YOUR INSTRUCTIONS: Find every line in the records below that contains the word "does", and copy each such line.

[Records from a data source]
* * * * *
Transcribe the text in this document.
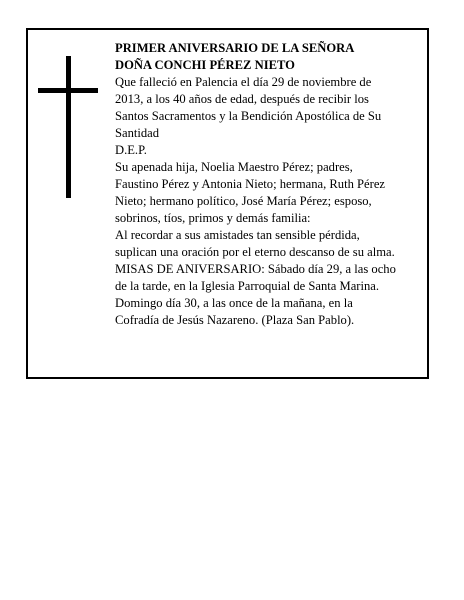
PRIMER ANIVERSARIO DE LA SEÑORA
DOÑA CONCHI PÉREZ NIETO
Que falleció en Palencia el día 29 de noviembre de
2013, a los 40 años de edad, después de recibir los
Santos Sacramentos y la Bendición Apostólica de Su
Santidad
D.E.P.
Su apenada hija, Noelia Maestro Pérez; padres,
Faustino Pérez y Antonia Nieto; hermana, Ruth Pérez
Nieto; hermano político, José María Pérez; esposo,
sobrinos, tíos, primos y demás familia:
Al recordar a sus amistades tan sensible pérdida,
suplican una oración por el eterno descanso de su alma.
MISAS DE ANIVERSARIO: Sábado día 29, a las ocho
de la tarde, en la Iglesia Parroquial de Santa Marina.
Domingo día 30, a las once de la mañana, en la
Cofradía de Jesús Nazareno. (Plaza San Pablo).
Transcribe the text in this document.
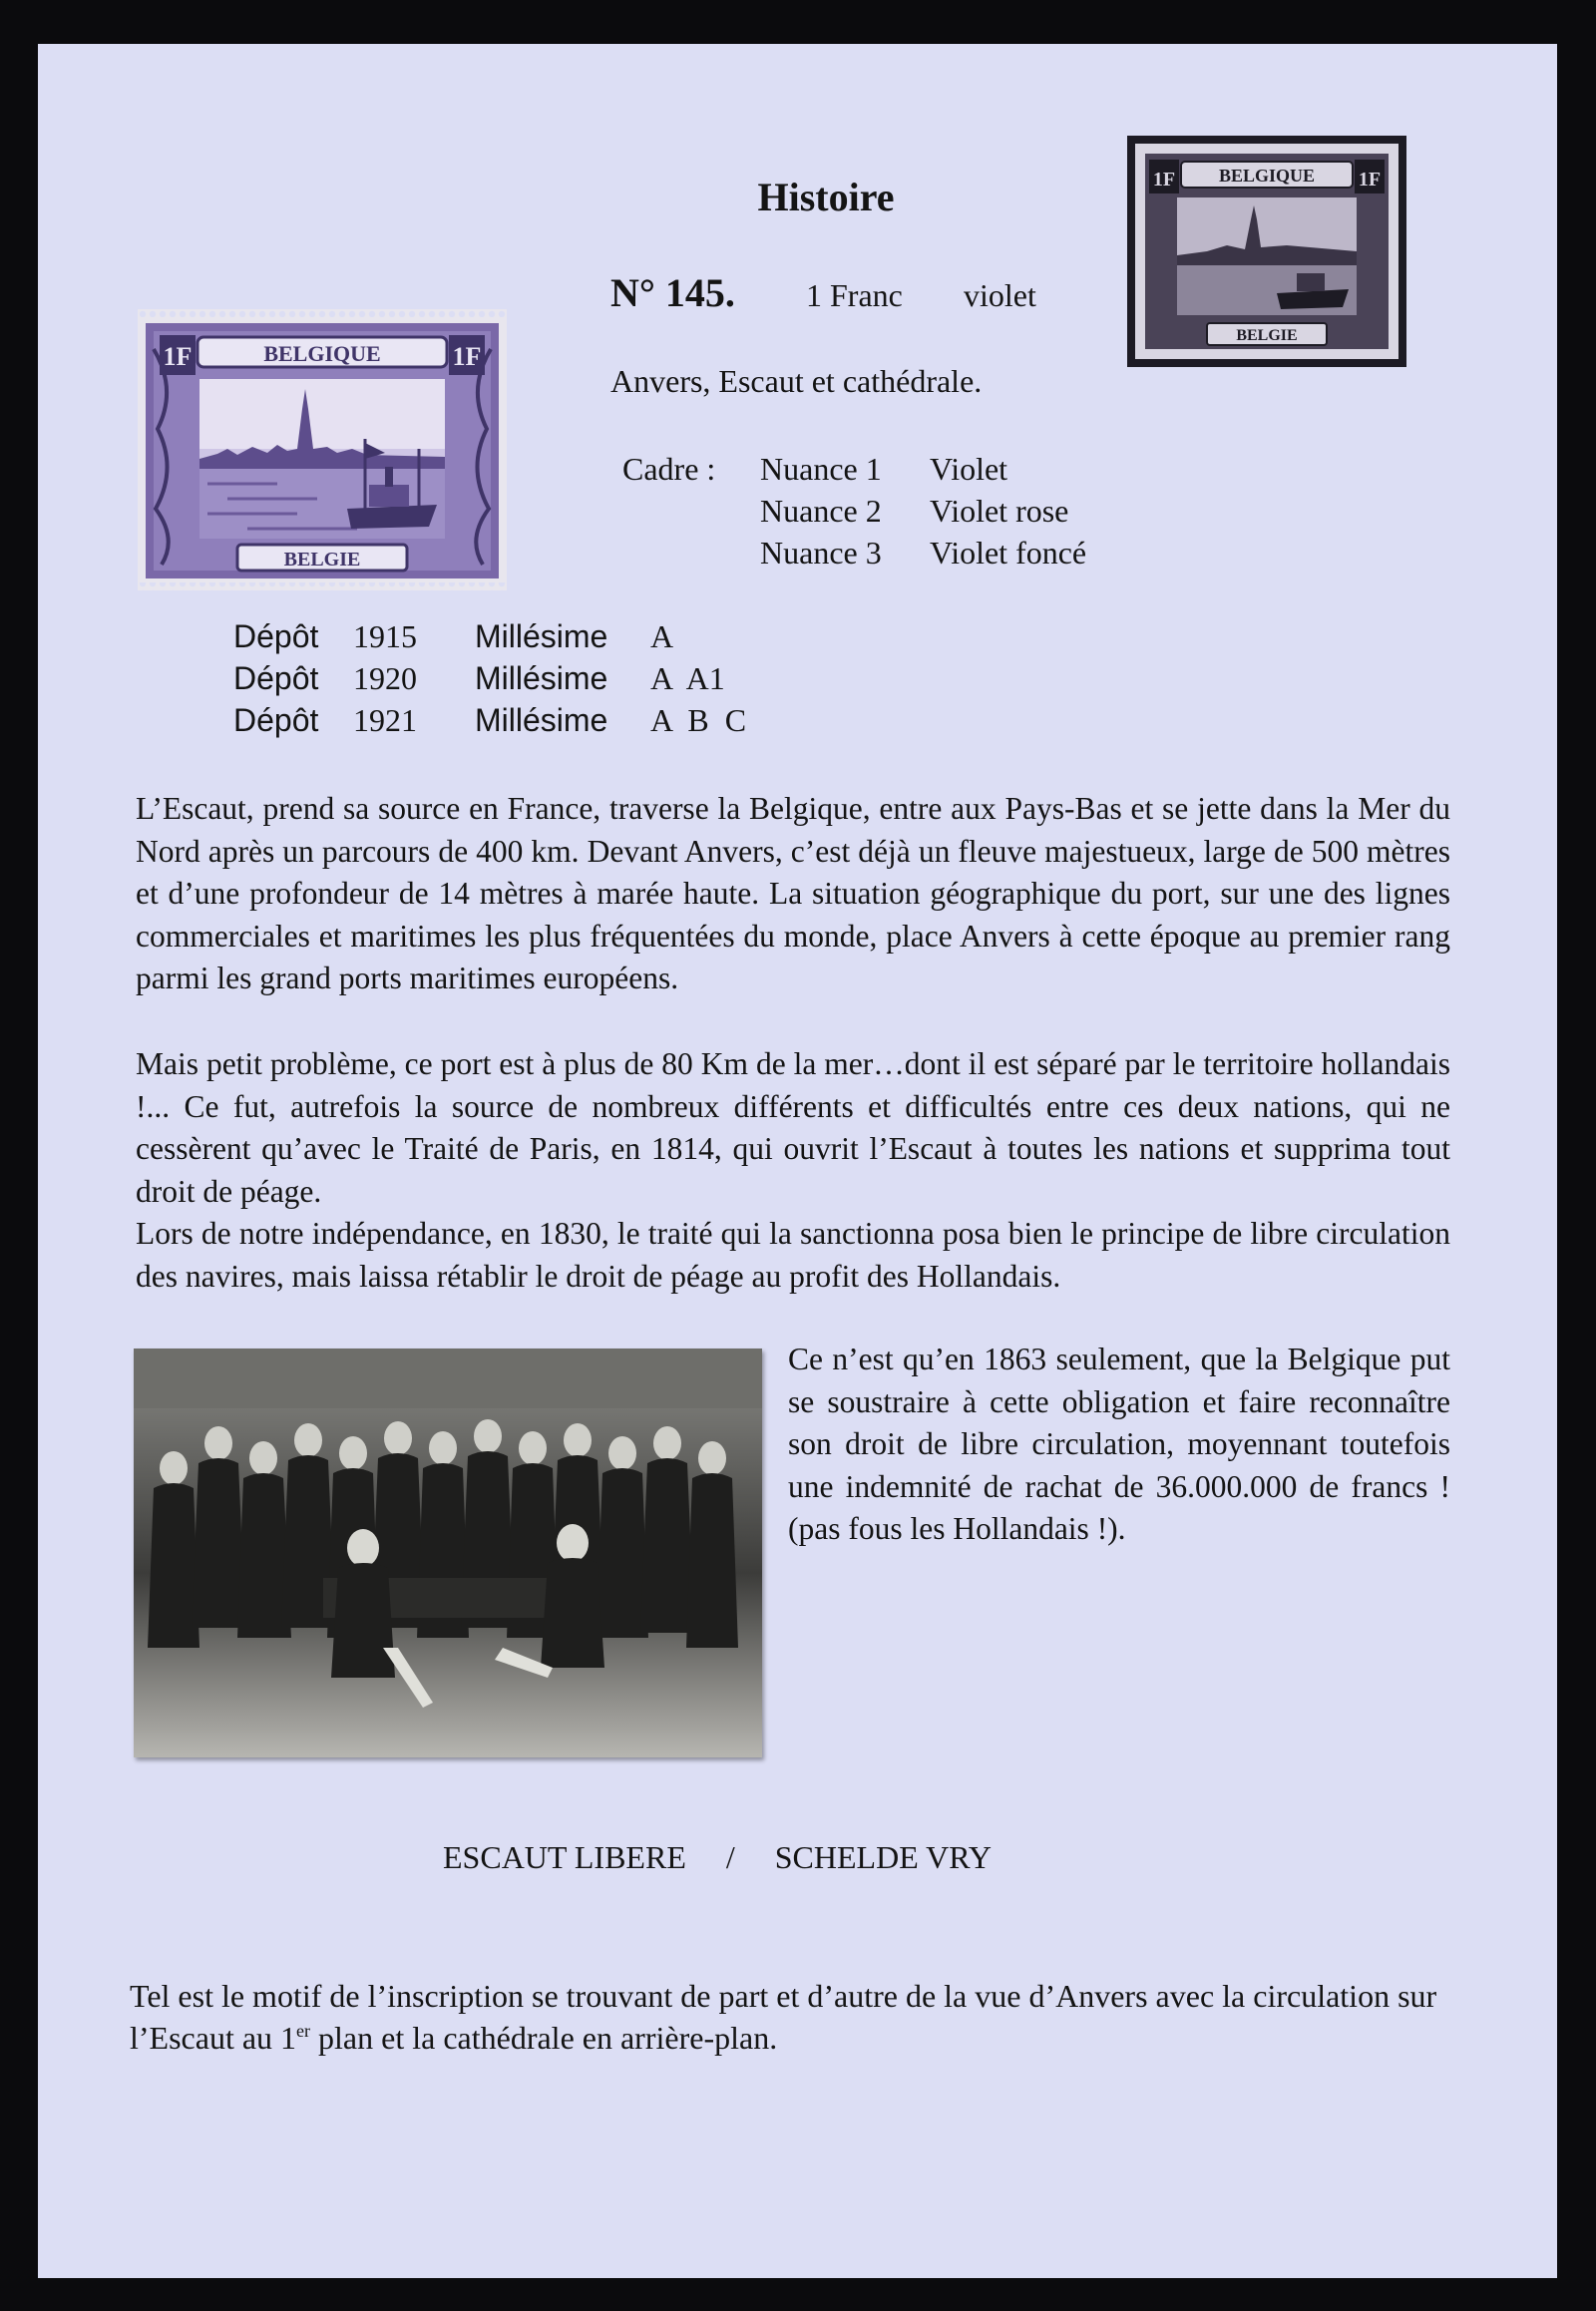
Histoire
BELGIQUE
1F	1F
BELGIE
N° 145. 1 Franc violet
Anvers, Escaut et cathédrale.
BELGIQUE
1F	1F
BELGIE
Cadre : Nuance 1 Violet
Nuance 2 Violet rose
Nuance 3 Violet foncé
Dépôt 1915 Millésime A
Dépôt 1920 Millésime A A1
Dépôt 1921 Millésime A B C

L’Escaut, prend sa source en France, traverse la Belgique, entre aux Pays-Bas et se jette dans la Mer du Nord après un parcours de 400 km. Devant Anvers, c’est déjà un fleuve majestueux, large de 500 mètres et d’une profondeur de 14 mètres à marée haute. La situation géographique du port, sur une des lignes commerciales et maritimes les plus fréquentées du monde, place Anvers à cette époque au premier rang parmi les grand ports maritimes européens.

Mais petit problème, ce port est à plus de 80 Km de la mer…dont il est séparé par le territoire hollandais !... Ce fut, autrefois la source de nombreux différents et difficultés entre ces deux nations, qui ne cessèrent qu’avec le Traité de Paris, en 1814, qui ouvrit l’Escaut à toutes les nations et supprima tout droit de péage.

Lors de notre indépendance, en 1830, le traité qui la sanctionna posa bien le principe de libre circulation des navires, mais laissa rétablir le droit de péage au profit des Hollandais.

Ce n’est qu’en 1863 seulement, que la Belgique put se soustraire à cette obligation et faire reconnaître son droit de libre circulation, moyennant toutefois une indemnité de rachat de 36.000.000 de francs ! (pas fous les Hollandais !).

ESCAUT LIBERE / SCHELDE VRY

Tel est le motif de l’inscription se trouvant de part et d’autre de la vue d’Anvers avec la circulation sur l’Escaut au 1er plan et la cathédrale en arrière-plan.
* * * * *
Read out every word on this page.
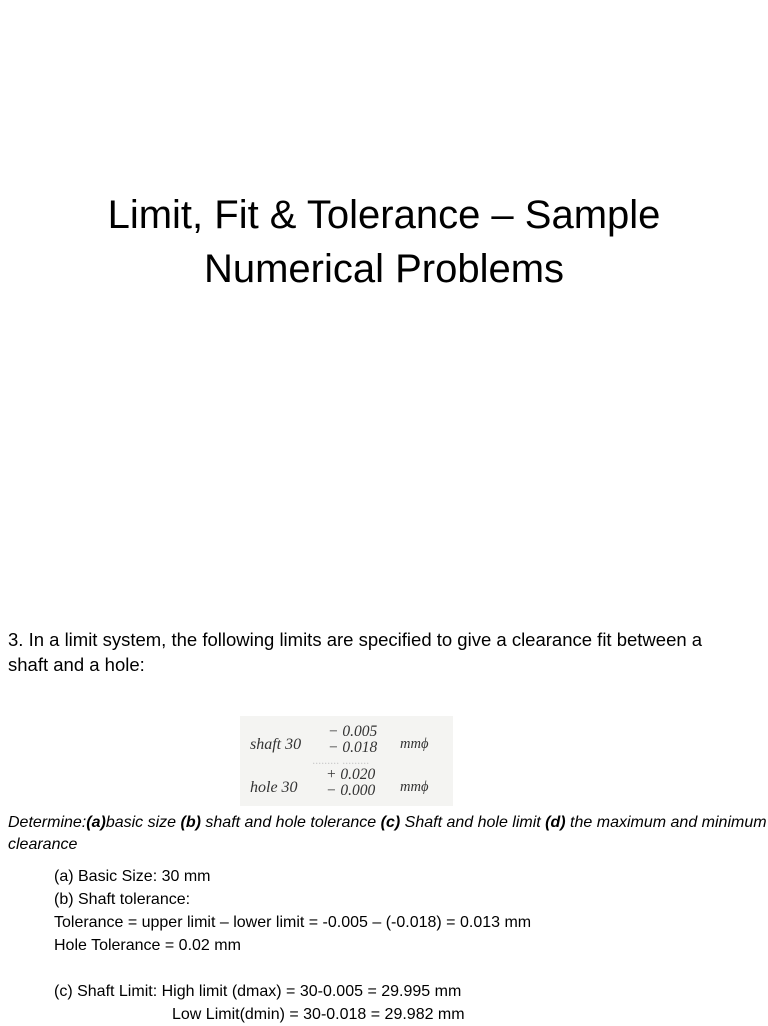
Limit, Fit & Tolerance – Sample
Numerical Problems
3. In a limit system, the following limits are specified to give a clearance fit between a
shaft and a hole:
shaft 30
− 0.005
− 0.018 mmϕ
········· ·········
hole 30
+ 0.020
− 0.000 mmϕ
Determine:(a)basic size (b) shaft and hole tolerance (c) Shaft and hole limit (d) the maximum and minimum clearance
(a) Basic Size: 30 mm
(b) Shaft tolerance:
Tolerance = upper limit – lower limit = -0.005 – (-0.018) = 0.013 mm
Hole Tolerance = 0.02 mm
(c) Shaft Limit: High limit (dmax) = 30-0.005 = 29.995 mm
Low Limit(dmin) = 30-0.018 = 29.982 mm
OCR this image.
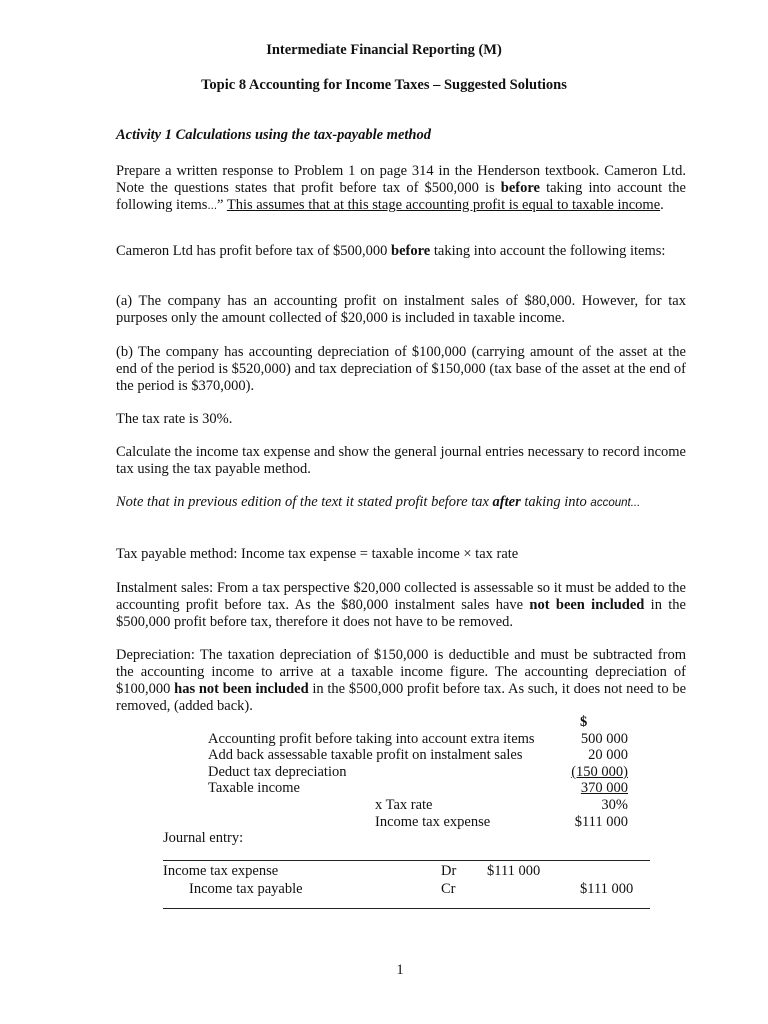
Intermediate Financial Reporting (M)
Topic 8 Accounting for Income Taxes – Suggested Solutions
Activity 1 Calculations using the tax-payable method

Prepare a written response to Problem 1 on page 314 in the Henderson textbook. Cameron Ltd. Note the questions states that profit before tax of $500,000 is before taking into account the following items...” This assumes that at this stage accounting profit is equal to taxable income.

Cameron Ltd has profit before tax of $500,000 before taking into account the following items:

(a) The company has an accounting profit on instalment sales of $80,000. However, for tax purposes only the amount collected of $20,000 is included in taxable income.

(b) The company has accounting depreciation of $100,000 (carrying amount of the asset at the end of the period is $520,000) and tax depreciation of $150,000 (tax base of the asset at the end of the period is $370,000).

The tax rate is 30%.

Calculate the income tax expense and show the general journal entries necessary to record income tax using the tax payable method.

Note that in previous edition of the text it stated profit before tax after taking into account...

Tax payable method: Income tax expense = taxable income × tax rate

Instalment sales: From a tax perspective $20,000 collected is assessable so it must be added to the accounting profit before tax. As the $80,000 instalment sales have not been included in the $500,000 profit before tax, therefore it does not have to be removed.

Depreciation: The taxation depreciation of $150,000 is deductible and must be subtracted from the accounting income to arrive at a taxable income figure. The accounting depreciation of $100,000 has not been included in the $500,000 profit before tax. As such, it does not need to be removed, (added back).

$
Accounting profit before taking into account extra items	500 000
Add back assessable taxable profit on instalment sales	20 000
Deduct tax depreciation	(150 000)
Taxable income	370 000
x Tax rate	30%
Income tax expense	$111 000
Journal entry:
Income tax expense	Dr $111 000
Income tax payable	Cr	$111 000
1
* * * * *
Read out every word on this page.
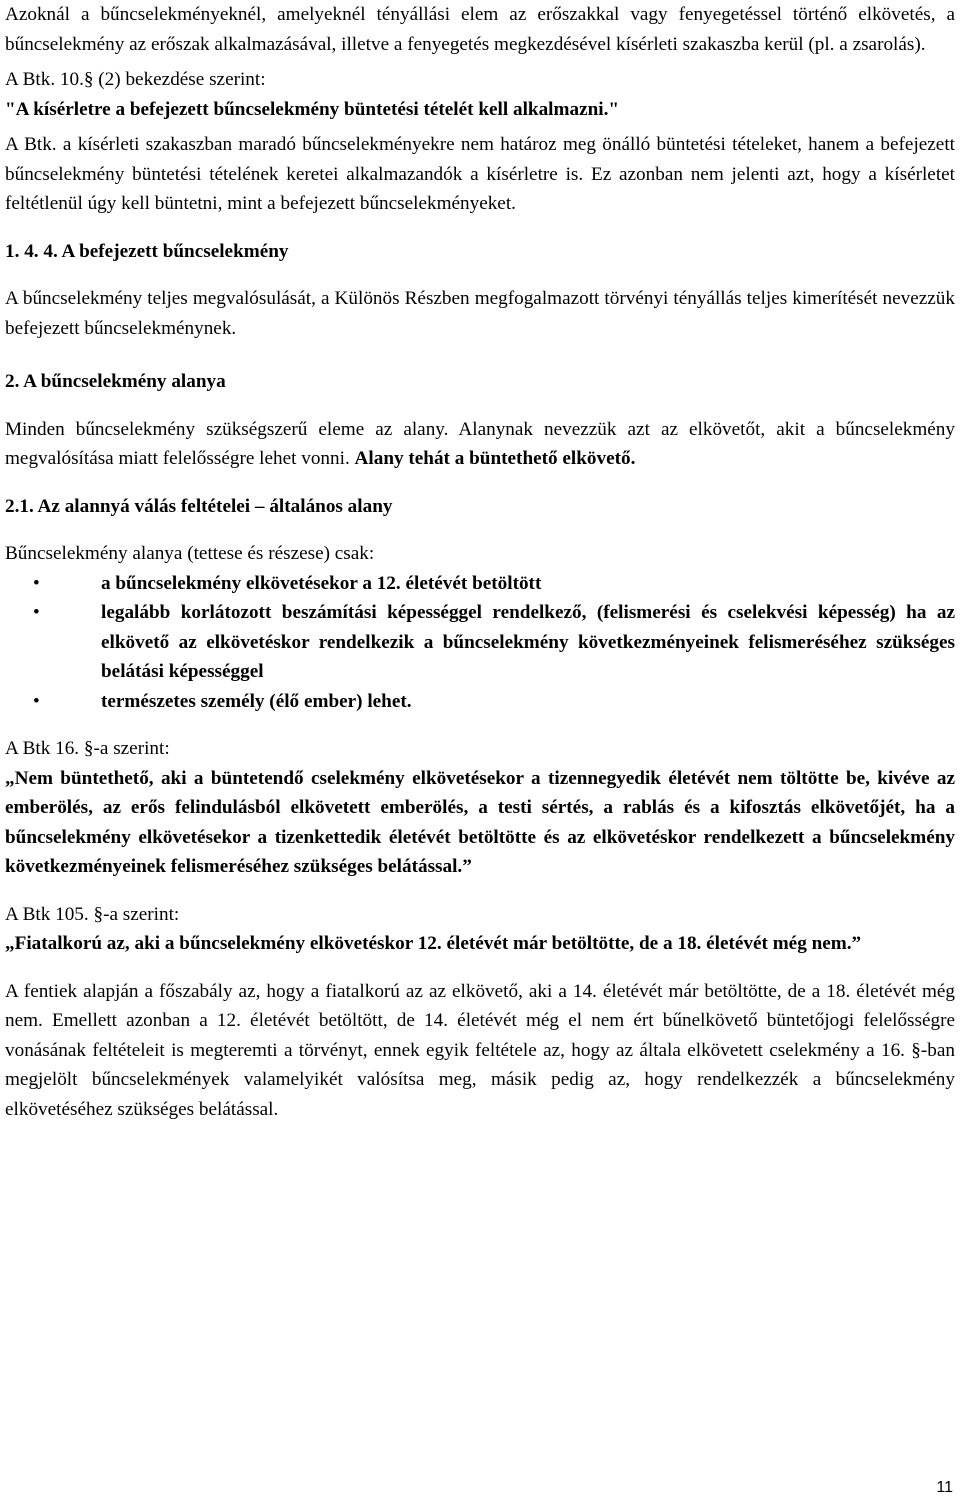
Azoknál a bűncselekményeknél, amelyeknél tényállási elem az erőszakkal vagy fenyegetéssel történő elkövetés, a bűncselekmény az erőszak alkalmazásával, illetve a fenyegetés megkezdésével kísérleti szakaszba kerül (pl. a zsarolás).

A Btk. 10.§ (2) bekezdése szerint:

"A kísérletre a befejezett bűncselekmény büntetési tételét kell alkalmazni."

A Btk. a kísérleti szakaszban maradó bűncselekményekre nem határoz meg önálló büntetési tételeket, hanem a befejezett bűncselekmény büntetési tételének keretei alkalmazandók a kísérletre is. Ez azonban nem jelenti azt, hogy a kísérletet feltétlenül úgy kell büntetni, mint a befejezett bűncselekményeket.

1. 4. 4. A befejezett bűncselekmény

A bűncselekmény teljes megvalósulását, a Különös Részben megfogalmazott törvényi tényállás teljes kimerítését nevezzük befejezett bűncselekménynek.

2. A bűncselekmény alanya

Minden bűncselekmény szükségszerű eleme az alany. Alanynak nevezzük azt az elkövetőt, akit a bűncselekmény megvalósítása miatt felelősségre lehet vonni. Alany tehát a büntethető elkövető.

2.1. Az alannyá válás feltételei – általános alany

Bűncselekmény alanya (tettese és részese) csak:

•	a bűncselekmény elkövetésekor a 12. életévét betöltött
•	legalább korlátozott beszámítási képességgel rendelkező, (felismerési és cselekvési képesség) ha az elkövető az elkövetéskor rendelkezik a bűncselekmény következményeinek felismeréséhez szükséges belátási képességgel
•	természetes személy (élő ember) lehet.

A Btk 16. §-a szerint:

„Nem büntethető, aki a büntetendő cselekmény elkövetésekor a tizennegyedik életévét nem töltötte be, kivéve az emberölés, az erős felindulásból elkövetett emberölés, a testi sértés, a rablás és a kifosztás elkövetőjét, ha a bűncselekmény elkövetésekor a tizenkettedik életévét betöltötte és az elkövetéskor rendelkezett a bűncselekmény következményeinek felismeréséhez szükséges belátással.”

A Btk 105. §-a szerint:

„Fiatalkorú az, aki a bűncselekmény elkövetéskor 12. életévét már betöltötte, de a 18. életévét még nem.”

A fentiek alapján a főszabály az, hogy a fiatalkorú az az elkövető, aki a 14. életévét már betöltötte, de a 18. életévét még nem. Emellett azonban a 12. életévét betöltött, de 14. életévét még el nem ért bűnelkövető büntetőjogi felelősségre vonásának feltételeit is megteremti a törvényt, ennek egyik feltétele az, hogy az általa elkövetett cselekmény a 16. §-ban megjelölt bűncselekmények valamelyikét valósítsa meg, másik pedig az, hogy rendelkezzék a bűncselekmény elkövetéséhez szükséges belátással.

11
* * * * *
TASK OUTPUT:
Instalment sales: From a tax perspective $20,000 collected is assessable so it must be added to the accounting profit before tax. As the $80,000 instalment sales have not been included in the $500,000 profit before tax, therefore it does not have to be removed.
Depreciation: The taxation depreciation of $150,000 is deductible and must be subtracted from the accounting income to arrive at a taxable income figure. The accounting depreciation of $100,000 has not been included in the $500,000 profit before tax. As such, it does not need to be removed, (added back).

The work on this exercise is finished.